> _GIVEN REQUEST_:
Among the lines below, how many carry the string "color"? Reply with a number and nothing else.

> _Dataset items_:
▼
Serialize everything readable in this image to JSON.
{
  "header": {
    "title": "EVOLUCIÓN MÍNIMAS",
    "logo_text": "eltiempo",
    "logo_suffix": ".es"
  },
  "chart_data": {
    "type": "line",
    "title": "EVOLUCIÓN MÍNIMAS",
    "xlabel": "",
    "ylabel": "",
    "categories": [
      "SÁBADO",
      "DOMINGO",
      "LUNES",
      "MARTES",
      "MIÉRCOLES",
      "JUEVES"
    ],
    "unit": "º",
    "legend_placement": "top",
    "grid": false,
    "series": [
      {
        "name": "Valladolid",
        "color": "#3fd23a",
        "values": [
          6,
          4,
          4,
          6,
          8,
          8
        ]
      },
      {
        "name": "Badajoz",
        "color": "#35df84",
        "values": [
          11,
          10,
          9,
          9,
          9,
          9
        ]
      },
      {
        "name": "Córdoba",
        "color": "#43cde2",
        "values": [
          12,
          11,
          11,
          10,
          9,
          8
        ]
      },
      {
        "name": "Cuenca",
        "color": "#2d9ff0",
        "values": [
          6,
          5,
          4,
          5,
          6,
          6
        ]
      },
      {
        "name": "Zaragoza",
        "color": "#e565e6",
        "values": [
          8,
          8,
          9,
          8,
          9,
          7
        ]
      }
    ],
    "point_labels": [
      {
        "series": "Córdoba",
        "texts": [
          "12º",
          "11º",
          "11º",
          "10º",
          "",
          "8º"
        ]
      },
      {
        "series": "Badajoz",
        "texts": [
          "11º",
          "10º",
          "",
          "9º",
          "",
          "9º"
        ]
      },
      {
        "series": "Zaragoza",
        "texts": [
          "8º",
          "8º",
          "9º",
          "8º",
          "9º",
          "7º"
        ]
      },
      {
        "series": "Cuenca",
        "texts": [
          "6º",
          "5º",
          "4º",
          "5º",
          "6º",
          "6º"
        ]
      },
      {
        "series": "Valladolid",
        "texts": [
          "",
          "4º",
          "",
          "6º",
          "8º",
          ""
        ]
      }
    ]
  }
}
▲
> _SOLVED PROBLEM_:
5